| OBJECTIVE |
From the material below, list every line containing "SwingFrame".
_ _ _
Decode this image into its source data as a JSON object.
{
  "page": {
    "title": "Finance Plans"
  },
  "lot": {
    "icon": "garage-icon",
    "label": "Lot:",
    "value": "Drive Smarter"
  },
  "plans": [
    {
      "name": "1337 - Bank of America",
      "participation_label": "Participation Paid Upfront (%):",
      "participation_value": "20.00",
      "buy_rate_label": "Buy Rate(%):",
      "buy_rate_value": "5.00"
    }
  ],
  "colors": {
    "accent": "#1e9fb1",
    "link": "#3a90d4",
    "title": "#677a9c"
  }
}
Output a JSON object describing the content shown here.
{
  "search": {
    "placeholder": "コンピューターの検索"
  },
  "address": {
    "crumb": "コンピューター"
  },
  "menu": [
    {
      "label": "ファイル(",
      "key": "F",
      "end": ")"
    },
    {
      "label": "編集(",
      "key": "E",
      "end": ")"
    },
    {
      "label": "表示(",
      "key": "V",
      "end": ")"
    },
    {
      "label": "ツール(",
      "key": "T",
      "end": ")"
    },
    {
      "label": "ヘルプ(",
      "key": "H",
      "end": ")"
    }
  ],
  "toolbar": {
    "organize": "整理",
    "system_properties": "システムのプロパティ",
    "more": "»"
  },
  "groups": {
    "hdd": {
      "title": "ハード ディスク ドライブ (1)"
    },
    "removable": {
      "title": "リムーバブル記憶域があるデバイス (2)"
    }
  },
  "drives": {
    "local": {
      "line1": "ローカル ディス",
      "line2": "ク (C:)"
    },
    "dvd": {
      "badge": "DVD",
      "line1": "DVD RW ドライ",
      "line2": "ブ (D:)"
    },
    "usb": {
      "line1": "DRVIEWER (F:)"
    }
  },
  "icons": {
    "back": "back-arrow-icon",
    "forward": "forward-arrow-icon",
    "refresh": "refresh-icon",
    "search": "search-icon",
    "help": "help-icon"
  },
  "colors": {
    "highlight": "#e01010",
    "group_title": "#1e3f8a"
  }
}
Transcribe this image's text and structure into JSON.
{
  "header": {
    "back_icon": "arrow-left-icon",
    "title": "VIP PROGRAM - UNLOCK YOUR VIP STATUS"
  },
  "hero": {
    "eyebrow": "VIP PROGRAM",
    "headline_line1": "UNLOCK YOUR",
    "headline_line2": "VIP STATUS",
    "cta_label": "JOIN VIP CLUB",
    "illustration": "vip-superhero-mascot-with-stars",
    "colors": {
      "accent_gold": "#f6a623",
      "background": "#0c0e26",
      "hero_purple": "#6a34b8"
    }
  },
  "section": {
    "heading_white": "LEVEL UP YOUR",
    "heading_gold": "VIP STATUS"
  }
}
_ _ _
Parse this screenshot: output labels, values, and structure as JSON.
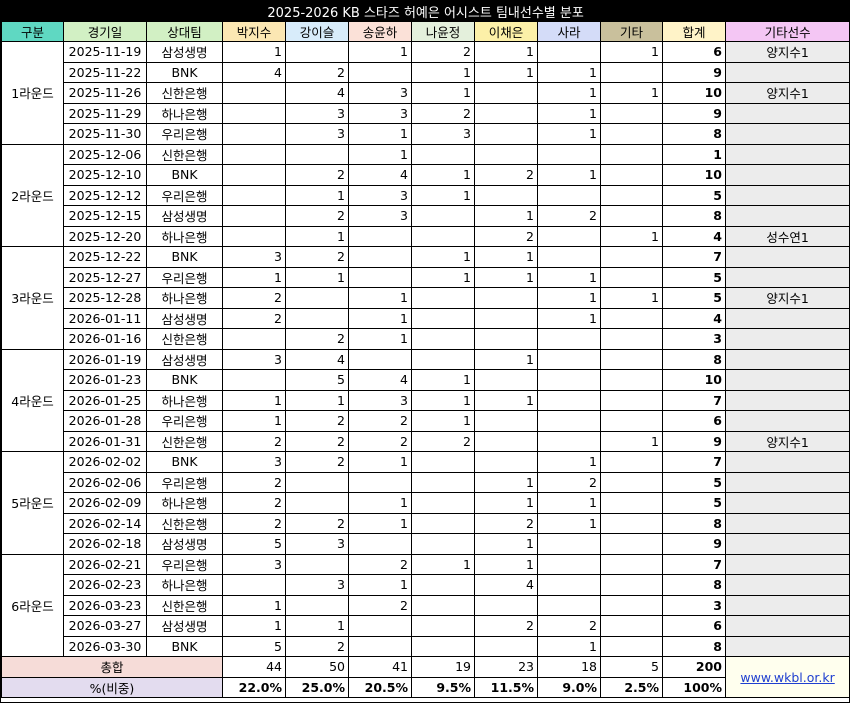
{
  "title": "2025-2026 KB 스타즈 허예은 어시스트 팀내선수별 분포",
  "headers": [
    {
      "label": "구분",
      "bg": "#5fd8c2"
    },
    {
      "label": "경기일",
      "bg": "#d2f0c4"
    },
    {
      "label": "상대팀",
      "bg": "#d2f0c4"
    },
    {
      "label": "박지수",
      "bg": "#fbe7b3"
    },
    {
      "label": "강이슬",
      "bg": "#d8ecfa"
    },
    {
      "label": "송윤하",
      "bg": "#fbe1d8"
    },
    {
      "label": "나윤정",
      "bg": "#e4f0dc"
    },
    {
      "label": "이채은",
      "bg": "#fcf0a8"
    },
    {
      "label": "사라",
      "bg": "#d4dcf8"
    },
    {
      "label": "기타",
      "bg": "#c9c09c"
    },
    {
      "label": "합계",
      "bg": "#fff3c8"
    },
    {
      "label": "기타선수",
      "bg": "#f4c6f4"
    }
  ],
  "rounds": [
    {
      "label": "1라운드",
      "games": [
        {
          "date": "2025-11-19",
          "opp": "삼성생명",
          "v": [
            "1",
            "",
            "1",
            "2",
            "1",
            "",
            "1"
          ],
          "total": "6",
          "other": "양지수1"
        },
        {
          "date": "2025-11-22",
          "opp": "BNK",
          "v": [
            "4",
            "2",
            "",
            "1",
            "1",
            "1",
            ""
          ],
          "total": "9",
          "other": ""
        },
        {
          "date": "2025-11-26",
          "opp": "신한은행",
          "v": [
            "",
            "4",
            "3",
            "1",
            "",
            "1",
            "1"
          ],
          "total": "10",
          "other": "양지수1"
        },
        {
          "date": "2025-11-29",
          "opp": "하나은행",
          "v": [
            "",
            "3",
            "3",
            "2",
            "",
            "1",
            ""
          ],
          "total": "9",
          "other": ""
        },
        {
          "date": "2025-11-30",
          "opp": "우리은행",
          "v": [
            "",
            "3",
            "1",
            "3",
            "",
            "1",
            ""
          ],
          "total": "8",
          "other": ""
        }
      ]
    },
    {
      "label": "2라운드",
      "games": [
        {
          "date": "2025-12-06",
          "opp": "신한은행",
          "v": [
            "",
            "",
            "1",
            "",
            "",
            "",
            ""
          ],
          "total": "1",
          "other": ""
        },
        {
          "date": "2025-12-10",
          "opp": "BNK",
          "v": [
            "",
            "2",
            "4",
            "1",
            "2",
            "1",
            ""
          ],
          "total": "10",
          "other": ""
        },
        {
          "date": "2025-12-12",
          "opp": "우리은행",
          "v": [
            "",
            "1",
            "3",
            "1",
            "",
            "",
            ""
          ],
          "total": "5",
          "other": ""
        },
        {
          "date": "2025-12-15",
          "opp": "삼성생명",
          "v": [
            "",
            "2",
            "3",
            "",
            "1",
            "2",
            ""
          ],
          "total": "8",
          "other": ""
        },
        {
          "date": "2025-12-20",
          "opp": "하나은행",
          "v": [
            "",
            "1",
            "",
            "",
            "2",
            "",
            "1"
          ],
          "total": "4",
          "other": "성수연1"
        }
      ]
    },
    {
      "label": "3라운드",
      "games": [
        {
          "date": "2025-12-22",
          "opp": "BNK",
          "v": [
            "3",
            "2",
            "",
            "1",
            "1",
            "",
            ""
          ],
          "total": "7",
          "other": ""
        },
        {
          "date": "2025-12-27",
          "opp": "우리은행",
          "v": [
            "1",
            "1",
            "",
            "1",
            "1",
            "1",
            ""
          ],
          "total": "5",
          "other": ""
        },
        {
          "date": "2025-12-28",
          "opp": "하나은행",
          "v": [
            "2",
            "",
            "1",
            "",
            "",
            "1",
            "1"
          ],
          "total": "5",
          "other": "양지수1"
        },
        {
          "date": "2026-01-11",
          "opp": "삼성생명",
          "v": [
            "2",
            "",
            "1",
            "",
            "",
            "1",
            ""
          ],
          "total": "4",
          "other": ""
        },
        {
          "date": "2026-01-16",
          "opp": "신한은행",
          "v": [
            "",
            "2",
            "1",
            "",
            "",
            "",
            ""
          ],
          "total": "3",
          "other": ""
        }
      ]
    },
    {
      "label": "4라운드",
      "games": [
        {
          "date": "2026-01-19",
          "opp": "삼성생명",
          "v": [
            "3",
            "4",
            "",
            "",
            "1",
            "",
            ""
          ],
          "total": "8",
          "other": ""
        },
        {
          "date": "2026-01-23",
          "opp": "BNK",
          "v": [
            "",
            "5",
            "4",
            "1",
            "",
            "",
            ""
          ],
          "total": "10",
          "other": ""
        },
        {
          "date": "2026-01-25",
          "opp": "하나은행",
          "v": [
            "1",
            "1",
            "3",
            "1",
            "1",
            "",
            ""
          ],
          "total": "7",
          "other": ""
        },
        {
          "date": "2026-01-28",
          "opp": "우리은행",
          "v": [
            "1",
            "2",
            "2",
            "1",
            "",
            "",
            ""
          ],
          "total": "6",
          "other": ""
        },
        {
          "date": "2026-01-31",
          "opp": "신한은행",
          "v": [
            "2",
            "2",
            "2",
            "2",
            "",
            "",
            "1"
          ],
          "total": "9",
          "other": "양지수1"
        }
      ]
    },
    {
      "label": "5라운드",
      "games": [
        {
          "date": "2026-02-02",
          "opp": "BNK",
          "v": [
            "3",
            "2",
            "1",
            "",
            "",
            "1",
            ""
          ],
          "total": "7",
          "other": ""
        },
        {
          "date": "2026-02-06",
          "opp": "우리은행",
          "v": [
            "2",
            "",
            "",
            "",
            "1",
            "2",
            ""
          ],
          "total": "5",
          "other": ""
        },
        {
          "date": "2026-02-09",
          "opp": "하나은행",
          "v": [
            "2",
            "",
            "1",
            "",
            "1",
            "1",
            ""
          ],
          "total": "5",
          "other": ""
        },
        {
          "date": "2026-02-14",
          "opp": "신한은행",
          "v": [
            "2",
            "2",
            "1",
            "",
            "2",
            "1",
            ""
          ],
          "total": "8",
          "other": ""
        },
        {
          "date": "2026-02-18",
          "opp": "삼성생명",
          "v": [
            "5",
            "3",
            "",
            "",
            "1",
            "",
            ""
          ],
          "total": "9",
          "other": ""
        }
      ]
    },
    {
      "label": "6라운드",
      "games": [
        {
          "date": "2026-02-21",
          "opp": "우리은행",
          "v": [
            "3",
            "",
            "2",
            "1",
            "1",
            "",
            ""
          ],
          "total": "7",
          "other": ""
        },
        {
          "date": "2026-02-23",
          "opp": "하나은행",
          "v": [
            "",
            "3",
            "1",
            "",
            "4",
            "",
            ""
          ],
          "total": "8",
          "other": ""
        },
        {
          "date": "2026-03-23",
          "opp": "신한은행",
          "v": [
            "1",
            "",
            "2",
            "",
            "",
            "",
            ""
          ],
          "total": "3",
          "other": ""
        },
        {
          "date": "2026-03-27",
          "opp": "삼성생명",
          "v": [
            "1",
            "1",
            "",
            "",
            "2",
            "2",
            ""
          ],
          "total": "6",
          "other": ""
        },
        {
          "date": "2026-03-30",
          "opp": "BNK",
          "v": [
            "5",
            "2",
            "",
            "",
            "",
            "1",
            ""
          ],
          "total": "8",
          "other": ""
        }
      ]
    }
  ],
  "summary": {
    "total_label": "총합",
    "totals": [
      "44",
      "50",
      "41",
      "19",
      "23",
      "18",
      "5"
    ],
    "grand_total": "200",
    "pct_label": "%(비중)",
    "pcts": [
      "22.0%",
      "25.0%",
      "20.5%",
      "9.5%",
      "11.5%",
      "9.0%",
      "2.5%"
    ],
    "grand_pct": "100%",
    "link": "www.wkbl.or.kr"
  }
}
_ _ _
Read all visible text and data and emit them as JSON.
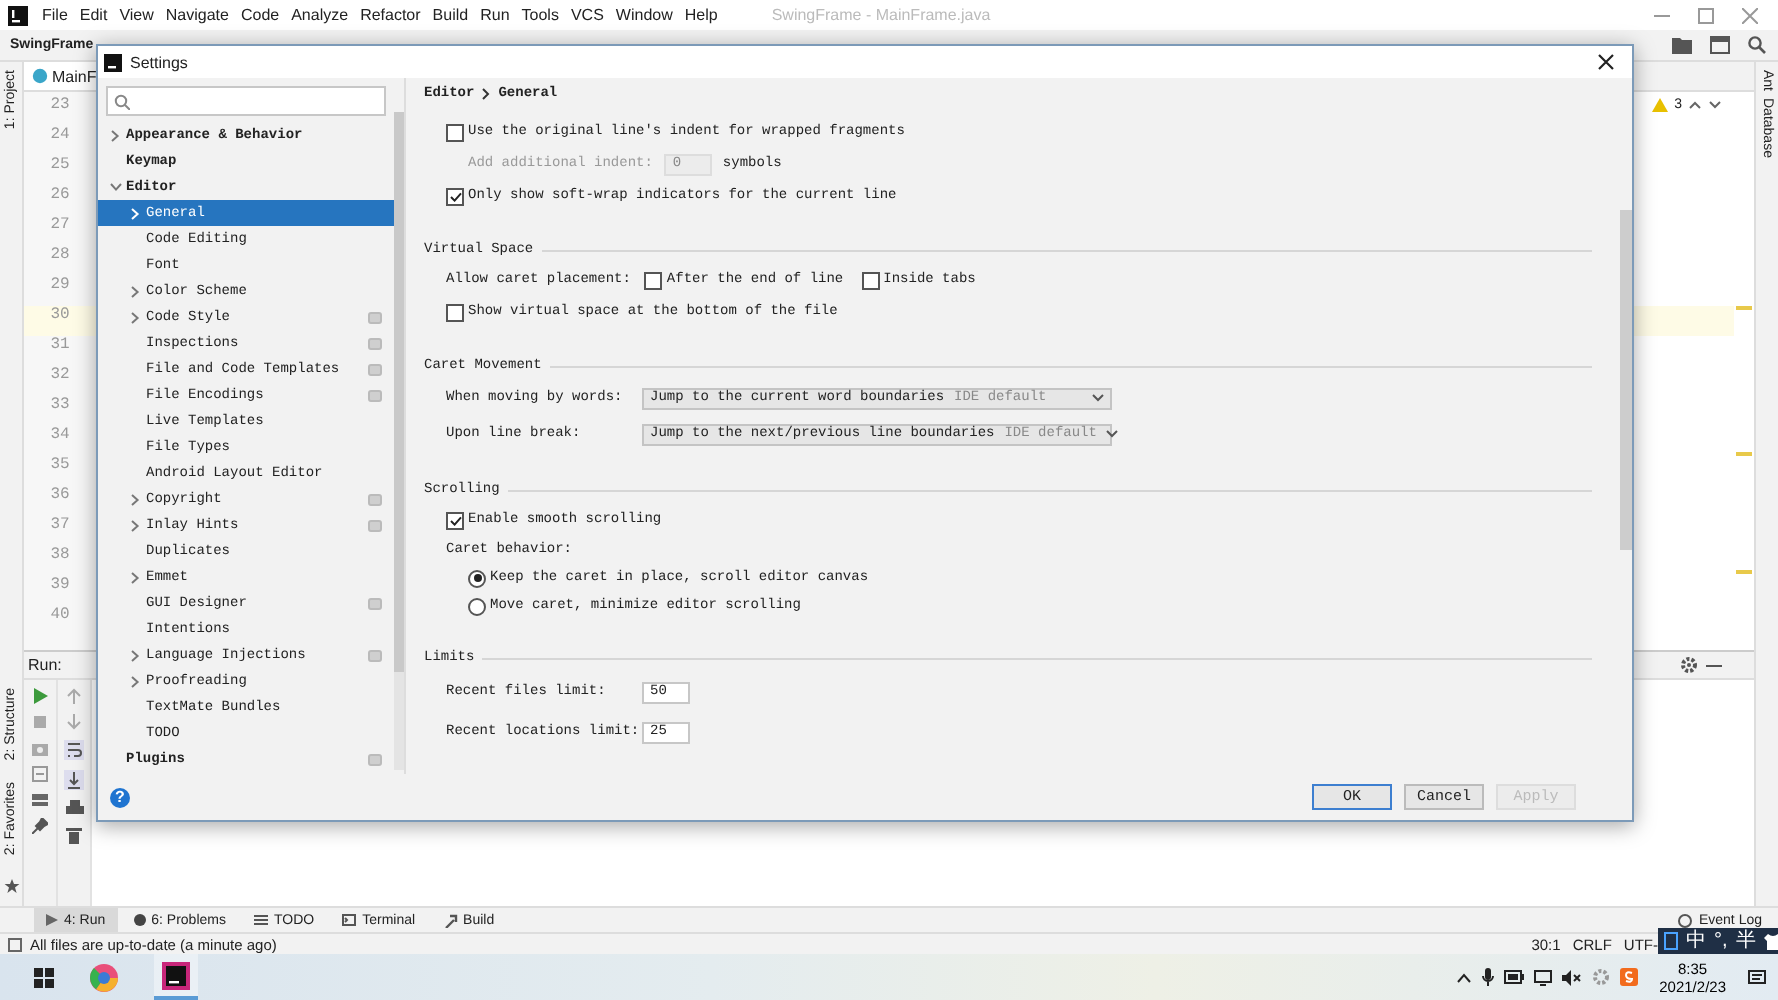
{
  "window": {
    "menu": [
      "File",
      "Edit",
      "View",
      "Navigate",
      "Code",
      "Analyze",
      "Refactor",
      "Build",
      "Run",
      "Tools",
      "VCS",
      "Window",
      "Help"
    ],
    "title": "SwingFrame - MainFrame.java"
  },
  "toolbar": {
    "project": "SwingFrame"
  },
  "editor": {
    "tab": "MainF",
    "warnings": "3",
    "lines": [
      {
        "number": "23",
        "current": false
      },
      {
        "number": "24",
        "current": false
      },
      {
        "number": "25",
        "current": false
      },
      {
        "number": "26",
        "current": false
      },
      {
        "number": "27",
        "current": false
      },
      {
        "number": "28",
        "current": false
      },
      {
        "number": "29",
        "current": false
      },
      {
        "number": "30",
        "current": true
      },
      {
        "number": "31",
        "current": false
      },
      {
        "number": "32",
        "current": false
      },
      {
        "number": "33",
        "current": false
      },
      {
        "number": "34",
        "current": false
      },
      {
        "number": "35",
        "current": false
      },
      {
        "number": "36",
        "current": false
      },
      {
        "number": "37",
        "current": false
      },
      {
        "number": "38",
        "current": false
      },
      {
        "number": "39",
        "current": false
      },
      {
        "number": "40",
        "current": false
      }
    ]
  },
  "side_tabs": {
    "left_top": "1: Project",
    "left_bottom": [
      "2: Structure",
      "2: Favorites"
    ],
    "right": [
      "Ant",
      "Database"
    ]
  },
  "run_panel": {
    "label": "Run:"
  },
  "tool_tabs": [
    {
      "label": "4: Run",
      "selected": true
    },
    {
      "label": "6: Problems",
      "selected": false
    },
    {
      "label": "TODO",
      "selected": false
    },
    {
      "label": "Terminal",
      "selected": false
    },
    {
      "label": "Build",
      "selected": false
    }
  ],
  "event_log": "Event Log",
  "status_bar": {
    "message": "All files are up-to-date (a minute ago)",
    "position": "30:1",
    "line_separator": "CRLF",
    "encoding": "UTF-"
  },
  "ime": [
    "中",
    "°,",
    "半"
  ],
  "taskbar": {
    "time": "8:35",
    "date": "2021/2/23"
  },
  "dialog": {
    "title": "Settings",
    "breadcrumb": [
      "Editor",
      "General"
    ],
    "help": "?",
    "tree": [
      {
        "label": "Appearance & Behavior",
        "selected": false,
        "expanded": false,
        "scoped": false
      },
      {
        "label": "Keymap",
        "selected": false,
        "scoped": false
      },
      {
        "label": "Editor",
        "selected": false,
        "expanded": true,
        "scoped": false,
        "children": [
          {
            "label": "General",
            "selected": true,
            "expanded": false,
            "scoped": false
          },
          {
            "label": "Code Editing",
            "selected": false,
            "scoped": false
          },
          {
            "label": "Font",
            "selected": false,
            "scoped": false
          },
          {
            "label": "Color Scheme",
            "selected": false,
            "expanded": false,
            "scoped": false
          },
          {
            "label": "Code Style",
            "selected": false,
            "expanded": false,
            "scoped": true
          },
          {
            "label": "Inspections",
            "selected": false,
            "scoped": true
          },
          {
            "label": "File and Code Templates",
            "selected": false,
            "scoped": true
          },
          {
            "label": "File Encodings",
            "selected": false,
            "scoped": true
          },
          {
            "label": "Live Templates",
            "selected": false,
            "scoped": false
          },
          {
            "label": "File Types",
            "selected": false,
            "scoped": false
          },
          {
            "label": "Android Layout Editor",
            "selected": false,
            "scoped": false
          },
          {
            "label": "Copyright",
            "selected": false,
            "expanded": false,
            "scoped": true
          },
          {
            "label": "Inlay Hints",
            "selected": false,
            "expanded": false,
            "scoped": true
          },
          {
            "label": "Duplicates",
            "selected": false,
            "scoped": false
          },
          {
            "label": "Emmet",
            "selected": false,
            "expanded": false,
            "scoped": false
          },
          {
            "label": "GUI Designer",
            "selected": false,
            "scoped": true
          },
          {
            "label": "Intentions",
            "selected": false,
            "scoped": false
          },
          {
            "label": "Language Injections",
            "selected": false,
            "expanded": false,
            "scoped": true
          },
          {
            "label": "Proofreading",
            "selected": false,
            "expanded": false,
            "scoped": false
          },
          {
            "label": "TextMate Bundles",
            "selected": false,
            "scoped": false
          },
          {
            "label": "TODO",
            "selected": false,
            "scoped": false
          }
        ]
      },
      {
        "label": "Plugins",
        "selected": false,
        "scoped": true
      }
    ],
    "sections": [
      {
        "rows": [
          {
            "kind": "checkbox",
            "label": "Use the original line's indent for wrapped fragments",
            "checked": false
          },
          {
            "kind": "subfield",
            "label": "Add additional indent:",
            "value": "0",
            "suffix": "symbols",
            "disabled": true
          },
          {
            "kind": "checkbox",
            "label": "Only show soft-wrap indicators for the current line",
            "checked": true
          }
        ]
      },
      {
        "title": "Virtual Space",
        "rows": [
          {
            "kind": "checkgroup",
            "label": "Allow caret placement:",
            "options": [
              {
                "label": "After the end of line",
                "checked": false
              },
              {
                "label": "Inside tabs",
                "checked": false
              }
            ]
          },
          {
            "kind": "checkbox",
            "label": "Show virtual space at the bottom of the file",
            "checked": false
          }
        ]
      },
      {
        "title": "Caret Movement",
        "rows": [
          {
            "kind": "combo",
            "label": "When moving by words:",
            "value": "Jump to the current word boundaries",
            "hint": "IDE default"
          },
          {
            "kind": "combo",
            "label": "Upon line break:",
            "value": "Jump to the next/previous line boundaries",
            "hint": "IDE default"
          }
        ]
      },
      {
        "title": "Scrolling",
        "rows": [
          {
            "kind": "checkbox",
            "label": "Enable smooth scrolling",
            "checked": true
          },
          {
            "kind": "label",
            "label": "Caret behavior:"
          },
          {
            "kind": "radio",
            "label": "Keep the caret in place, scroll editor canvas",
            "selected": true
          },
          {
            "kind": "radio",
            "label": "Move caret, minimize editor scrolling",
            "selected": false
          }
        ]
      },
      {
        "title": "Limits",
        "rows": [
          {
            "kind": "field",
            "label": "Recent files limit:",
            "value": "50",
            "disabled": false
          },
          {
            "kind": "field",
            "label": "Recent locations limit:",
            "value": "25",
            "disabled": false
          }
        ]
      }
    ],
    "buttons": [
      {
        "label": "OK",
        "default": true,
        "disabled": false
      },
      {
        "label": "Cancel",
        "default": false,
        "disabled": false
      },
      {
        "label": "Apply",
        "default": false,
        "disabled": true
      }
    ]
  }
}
_ _ _
| RESULT OF THIS EXERCISE |
    "title": "SwingFrame - MainFrame.java"
    "project": "SwingFrame"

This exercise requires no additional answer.